図11上図は、抽出部31がヘルメット画像HRgを見つけ出した状態を示す。そして、抽出部31は、ヘルメット画像HRgを見つけ出した場合、その代表位置RPを決定する。なお、代表位置RPは、ヘルメット画像HRgの大きさ、形状等から導き出される位置である。本実施例では、代表位置RPは、ヘルメット画像HRgを含むヘルメット画像領域の中心画素の位置である。
図11下図は、
図11上図における白線で区切られた矩形画像領域であるヘルメット画像領域の拡大図であり、そのヘルメット画像領域の中心画素の位置が代表位置RPであることを示す。
【0051】
その後、抽出部31は、例えば最近傍探索アルゴリズムを用いて代表位置RPの最も近傍にある頭部画像位置APを導き出す。
図11下図は、代表位置RPの近くに6つの頭部画像位置AP1〜AP6が予め設定されており、そのうちの頭部画像位置AP5が代表位置RPの最も近傍にある頭部画像位置APであることを示す。
【0052】
そして、抽出部31は、
図10に示す幾何学的関係を利用し、導き出した最近傍の頭部画像位置APから、仮想頭部位置HP、参照点Pr、仮想平面領域TRを辿って、対応する識別処理対象画像領域TRgを抽出する。その後、抽出部31は、抽出した識別処理対象画像領域TRgを有する識別処理対象画像を正規化して正規化画像TRgtを生成する。
【0053】
このようにして、抽出部31は、撮像画像における人の特徴画像の位置であるヘルメット画像HRgの代表位置RPと、予め設定された頭部画像位置APの1つ(頭部画像位置AP5)とを対応付けることで識別処理対象画像を抽出する。
【0054】
なお、抽出部31は、
図10に示す幾何学的関係を利用する代わりに、頭部画像位置APと参照点Pr、仮想平面領域TR、又は識別処理対象画像領域TRgとを直接的に対応付ける参照テーブルを利用し、頭部画像位置APに対応する識別処理対象画像を抽出してもよい。

====

▸ 作業内容:
(a) 上に示した識別処理対象画像の抽出に関する文書のうち、「図11上図は、抽出部31がヘ」から「規化画像TRgtを生成する。」までを、両端を含めて原文どおりに出力してください。
(b) 識別処理対象画像の抽出に関する文書によると、本実施例の代表位置RPは何の位置ですか。
(c) 識別処理対象画像の抽出に関する文書の最後の文を受けて、その続きを書き継いでください。

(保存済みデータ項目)
====

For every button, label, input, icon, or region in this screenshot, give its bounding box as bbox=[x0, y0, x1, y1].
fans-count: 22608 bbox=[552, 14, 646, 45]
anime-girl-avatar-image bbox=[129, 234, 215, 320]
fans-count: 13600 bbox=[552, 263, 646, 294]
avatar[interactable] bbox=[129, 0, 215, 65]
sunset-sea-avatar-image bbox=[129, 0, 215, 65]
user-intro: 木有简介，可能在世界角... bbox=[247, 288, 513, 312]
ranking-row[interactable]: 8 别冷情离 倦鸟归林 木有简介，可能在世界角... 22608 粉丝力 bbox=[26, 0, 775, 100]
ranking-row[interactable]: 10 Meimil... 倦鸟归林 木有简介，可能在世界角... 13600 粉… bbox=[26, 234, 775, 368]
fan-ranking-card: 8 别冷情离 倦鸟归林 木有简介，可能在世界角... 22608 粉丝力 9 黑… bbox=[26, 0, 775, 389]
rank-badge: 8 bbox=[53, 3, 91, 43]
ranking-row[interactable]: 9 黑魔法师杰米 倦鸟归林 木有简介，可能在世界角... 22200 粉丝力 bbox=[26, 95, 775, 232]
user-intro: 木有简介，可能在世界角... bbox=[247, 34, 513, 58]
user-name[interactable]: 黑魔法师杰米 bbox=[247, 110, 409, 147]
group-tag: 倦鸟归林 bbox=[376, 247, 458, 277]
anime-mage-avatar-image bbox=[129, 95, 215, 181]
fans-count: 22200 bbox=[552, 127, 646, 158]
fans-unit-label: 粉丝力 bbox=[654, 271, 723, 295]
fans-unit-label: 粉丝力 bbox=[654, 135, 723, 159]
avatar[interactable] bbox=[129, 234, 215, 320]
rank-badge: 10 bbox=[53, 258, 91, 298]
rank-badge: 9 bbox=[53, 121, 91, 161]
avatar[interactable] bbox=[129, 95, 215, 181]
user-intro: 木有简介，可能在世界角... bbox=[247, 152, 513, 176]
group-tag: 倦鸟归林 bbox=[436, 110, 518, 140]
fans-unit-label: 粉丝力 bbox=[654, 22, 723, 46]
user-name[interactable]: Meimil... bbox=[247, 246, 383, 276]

====

▸ 演習の解答:
(a)
図11上図は、抽出部31がヘルメット画像HRgを見つけ出した状態を示す。そして、抽出部31は、ヘルメット画像HRgを見つけ出した場合、その代表位置RPを決定する。なお、代表位置RPは、ヘルメット画像HRgの大きさ、形状等から導き出される位置である。本実施例では、代表位置RPは、ヘルメット画像HRgを含むヘルメット画像領域の中心画素の位置である。
図11下図は、
図11上図における白線で区切られた矩形画像領域であるヘルメット画像領域の拡大図であり、そのヘルメット画像領域の中心画素の位置が代表位置RPであることを示す。
【0051】
その後、抽出部31は、例えば最近傍探索アルゴリズムを用いて代表位置RPの最も近傍にある頭部画像位置APを導き出す。
図11下図は、代表位置RPの近くに6つの頭部画像位置AP1〜AP6が予め設定されており、そのうちの頭部画像位置AP5が代表位置RPの最も近傍にある頭部画像位置APであることを示す。
【0052】
そして、抽出部31は、
図10に示す幾何学的関係を利用し、導き出した最近傍の頭部画像位置APから、仮想頭部位置HP、参照点Pr、仮想平面領域TRを辿って、対応する識別処理対象画像領域TRgを抽出する。その後、抽出部31は、抽出した識別処理対象画像領域TRgを有する識別処理対象画像を正規化して正規化画像TRgtを生成する。

(b) ヘルメット画像HRgを含むヘルメット画像領域の中心画素の位置です。

(c)
【0055】
また、抽出部31は、山登り法、Mean-shift法等の最近傍探索アルゴリズム以外の他の公知のアルゴリズムを用いて代表位置RPから参照点Prを導き出してもよい。例えば、山登り法を用いる場合、抽出部31は、代表位置RPの近傍にある複数の頭部画像位置APを導き出し、代表位置RPとそれら複数の頭部画像位置APのそれぞれに対応する参照点Prとを紐付ける。このとき、抽出部31は、代表位置RPと頭部画像位置APが近いほど重みが大きくなるように参照点Prに重みを付ける。そして、複数の参照点Prの重みの分布を山登りし、重みの極大点に最も近い重みを有する参照点Prから識別処理対象画像領域TRgを抽出する。
【0056】
抽出部31は、最初にヘルメット画像HRgを見つけ出し、見つけ出したヘルメット画像HRgの代表位置RPから、頭部画像位置AP、仮想頭部位置HP、参照点(想定立ち位置)Pr、仮想平面領域TRを経て識別処理対象画像領域TRgを特定する。そして、特定した識別処理対象画像領域TRgを有する識別処理対象画像を抽出して正規化することで、所定サイズの正規化画像TRgtを生成できる。
【0057】
或いは、抽出部31は、最初に頭部画像位置APの1つを取得し、取得した頭部画像位置APに対応するヘルメット画像領域でヘルメット画像HRgを見つけ出した場合に、そのときの頭部画像位置APから、仮想頭部位置HP、参照点(想定立ち位置)Pr、仮想平面領域TRを経て、識別処理対象画像領域TRgを特定する。そして、特定した識別処理対象画像領域TRgを有する識別処理対象画像を抽出して正規化することで、所定サイズの正規化画像TRgtを生成できる。
【0058】
以上の構成により、周辺監視システム100の抽出部31は、撮像画像における特徴画像としてのヘルメット画像を見つけ出し、そのヘルメット画像の代表位置RPと所定画像位置としての頭部画像位置APの1つとを対応付けることで識別処理対象画像を抽出する。そのため、簡易なシステム構成で後段画像認識処理の対象となる画像部分を絞り込むことができる。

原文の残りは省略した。